§ **Exercise inputs**:
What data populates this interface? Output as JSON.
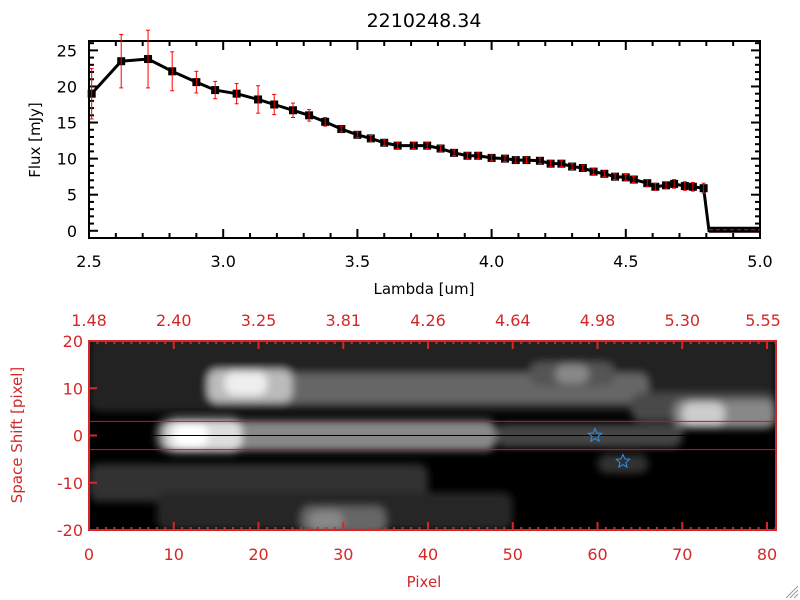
{
  "chart_data": [
    {
      "type": "line",
      "title": "2210248.34",
      "xlabel": "Lambda [um]",
      "ylabel": "Flux [mJy]",
      "xlim": [
        2.5,
        5.0
      ],
      "ylim": [
        -1,
        26.3
      ],
      "xticks": [
        "2.5",
        "3.0",
        "3.5",
        "4.0",
        "4.5",
        "5.0"
      ],
      "xtick_values": [
        2.5,
        3.0,
        3.5,
        4.0,
        4.5,
        5.0
      ],
      "yticks": [
        "0",
        "5",
        "10",
        "15",
        "20",
        "25"
      ],
      "ytick_values": [
        0,
        5,
        10,
        15,
        20,
        25
      ],
      "series_color": "#000000",
      "error_color": "#ff0000",
      "x": [
        2.51,
        2.62,
        2.72,
        2.81,
        2.9,
        2.97,
        3.05,
        3.13,
        3.19,
        3.26,
        3.32,
        3.38,
        3.44,
        3.5,
        3.55,
        3.6,
        3.65,
        3.71,
        3.76,
        3.81,
        3.86,
        3.91,
        3.95,
        4.0,
        4.05,
        4.09,
        4.13,
        4.18,
        4.22,
        4.26,
        4.3,
        4.34,
        4.38,
        4.42,
        4.46,
        4.5,
        4.53,
        4.58,
        4.61,
        4.65,
        4.68,
        4.72,
        4.75,
        4.79
      ],
      "y": [
        19.0,
        23.5,
        23.8,
        22.1,
        20.6,
        19.5,
        19.0,
        18.2,
        17.5,
        16.7,
        16.0,
        15.1,
        14.1,
        13.3,
        12.8,
        12.2,
        11.8,
        11.8,
        11.8,
        11.4,
        10.8,
        10.4,
        10.4,
        10.1,
        10.0,
        9.8,
        9.8,
        9.7,
        9.3,
        9.3,
        8.9,
        8.7,
        8.2,
        7.9,
        7.5,
        7.4,
        7.1,
        6.6,
        6.1,
        6.3,
        6.5,
        6.2,
        6.1,
        5.9
      ],
      "yerr": [
        3.5,
        3.7,
        4.0,
        2.7,
        1.5,
        1.2,
        1.4,
        1.9,
        1.4,
        1.0,
        0.8,
        0.6,
        0.4,
        0.4,
        0.4,
        0.4,
        0.4,
        0.4,
        0.4,
        0.4,
        0.4,
        0.4,
        0.4,
        0.4,
        0.4,
        0.4,
        0.4,
        0.4,
        0.4,
        0.4,
        0.4,
        0.4,
        0.4,
        0.4,
        0.4,
        0.4,
        0.4,
        0.5,
        0.5,
        0.5,
        0.6,
        0.6,
        0.6,
        0.7
      ],
      "tail_x": [
        4.81,
        5.0
      ],
      "tail_y": [
        0,
        0
      ]
    },
    {
      "type": "heatmap",
      "xlabel": "Pixel",
      "ylabel": "Space Shift [pixel]",
      "xlim": [
        0,
        81
      ],
      "ylim": [
        -20,
        20
      ],
      "xticks": [
        "0",
        "10",
        "20",
        "30",
        "40",
        "50",
        "60",
        "70",
        "80"
      ],
      "xtick_values": [
        0,
        10,
        20,
        30,
        40,
        50,
        60,
        70,
        80
      ],
      "yticks": [
        "20",
        "10",
        "0",
        "-10",
        "-20"
      ],
      "ytick_values": [
        20,
        10,
        0,
        -10,
        -20
      ],
      "top_ticks": [
        "1.48",
        "2.40",
        "3.25",
        "3.81",
        "4.26",
        "4.64",
        "4.98",
        "5.30",
        "5.55"
      ],
      "axis_color": "#d42828",
      "aperture_lines": [
        3,
        -3
      ],
      "aperture_color": "#ff0000",
      "center_line": 0,
      "markers": [
        {
          "x": 59.7,
          "y": 0
        },
        {
          "x": 63.0,
          "y": -5.5
        }
      ],
      "marker_color": "#2f8fef"
    }
  ]
}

§ **Set task**: Transcribe all of the records above character for character. Exclude the pictures.

§ **Reply**:
What data populates this interface? Output as JSON.
{
  "chart_data": [
    {
      "type": "line",
      "title": "2210248.34",
      "xlabel": "Lambda [um]",
      "ylabel": "Flux [mJy]",
      "xlim": [
        2.5,
        5.0
      ],
      "ylim": [
        -1,
        26.3
      ],
      "xticks": [
        "2.5",
        "3.0",
        "3.5",
        "4.0",
        "4.5",
        "5.0"
      ],
      "xtick_values": [
        2.5,
        3.0,
        3.5,
        4.0,
        4.5,
        5.0
      ],
      "yticks": [
        "0",
        "5",
        "10",
        "15",
        "20",
        "25"
      ],
      "ytick_values": [
        0,
        5,
        10,
        15,
        20,
        25
      ],
      "series_color": "#000000",
      "error_color": "#ff0000",
      "x": [
        2.51,
        2.62,
        2.72,
        2.81,
        2.9,
        2.97,
        3.05,
        3.13,
        3.19,
        3.26,
        3.32,
        3.38,
        3.44,
        3.5,
        3.55,
        3.6,
        3.65,
        3.71,
        3.76,
        3.81,
        3.86,
        3.91,
        3.95,
        4.0,
        4.05,
        4.09,
        4.13,
        4.18,
        4.22,
        4.26,
        4.3,
        4.34,
        4.38,
        4.42,
        4.46,
        4.5,
        4.53,
        4.58,
        4.61,
        4.65,
        4.68,
        4.72,
        4.75,
        4.79
      ],
      "y": [
        19.0,
        23.5,
        23.8,
        22.1,
        20.6,
        19.5,
        19.0,
        18.2,
        17.5,
        16.7,
        16.0,
        15.1,
        14.1,
        13.3,
        12.8,
        12.2,
        11.8,
        11.8,
        11.8,
        11.4,
        10.8,
        10.4,
        10.4,
        10.1,
        10.0,
        9.8,
        9.8,
        9.7,
        9.3,
        9.3,
        8.9,
        8.7,
        8.2,
        7.9,
        7.5,
        7.4,
        7.1,
        6.6,
        6.1,
        6.3,
        6.5,
        6.2,
        6.1,
        5.9
      ],
      "yerr": [
        3.5,
        3.7,
        4.0,
        2.7,
        1.5,
        1.2,
        1.4,
        1.9,
        1.4,
        1.0,
        0.8,
        0.6,
        0.4,
        0.4,
        0.4,
        0.4,
        0.4,
        0.4,
        0.4,
        0.4,
        0.4,
        0.4,
        0.4,
        0.4,
        0.4,
        0.4,
        0.4,
        0.4,
        0.4,
        0.4,
        0.4,
        0.4,
        0.4,
        0.4,
        0.4,
        0.4,
        0.4,
        0.5,
        0.5,
        0.5,
        0.6,
        0.6,
        0.6,
        0.7
      ],
      "tail_x": [
        4.81,
        5.0
      ],
      "tail_y": [
        0,
        0
      ]
    },
    {
      "type": "heatmap",
      "xlabel": "Pixel",
      "ylabel": "Space Shift [pixel]",
      "xlim": [
        0,
        81
      ],
      "ylim": [
        -20,
        20
      ],
      "xticks": [
        "0",
        "10",
        "20",
        "30",
        "40",
        "50",
        "60",
        "70",
        "80"
      ],
      "xtick_values": [
        0,
        10,
        20,
        30,
        40,
        50,
        60,
        70,
        80
      ],
      "yticks": [
        "20",
        "10",
        "0",
        "-10",
        "-20"
      ],
      "ytick_values": [
        20,
        10,
        0,
        -10,
        -20
      ],
      "top_ticks": [
        "1.48",
        "2.40",
        "3.25",
        "3.81",
        "4.26",
        "4.64",
        "4.98",
        "5.30",
        "5.55"
      ],
      "axis_color": "#d42828",
      "aperture_lines": [
        3,
        -3
      ],
      "aperture_color": "#ff0000",
      "center_line": 0,
      "markers": [
        {
          "x": 59.7,
          "y": 0
        },
        {
          "x": 63.0,
          "y": -5.5
        }
      ],
      "marker_color": "#2f8fef"
    }
  ]
}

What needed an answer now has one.